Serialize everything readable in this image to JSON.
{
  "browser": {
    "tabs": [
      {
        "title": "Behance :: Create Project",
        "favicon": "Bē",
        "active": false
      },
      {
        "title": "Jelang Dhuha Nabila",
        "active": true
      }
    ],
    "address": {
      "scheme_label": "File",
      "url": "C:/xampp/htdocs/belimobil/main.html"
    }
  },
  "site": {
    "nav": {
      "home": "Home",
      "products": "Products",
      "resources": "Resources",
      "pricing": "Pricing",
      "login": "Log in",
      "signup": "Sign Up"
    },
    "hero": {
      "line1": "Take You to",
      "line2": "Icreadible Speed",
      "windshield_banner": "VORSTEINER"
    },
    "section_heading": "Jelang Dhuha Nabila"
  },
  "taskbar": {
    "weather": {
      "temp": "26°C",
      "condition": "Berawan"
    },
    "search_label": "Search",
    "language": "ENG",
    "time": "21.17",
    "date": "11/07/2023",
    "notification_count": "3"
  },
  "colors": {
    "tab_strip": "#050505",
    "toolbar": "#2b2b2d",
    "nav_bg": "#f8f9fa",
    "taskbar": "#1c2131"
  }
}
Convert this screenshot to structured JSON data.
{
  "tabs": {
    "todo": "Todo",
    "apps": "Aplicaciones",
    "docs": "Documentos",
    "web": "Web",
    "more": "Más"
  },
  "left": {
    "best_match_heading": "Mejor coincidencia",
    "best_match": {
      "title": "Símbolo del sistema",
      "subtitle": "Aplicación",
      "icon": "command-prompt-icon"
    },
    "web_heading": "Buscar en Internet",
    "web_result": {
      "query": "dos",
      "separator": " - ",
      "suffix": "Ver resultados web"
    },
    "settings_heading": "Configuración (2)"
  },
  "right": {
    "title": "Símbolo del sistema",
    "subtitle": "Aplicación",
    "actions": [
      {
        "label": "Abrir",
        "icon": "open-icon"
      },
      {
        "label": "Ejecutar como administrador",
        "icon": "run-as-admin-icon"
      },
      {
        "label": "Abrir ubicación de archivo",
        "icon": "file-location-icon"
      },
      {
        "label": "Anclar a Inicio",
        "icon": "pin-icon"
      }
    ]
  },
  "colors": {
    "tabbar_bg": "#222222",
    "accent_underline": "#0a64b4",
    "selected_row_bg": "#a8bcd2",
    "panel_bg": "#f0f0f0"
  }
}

### WHAT IS REQUIRED
Sift the material for lines with the string "subtitle". Copy each one found.

### OUTPUT
      "subtitle": "Aplicación",
    "subtitle": "Aplicación",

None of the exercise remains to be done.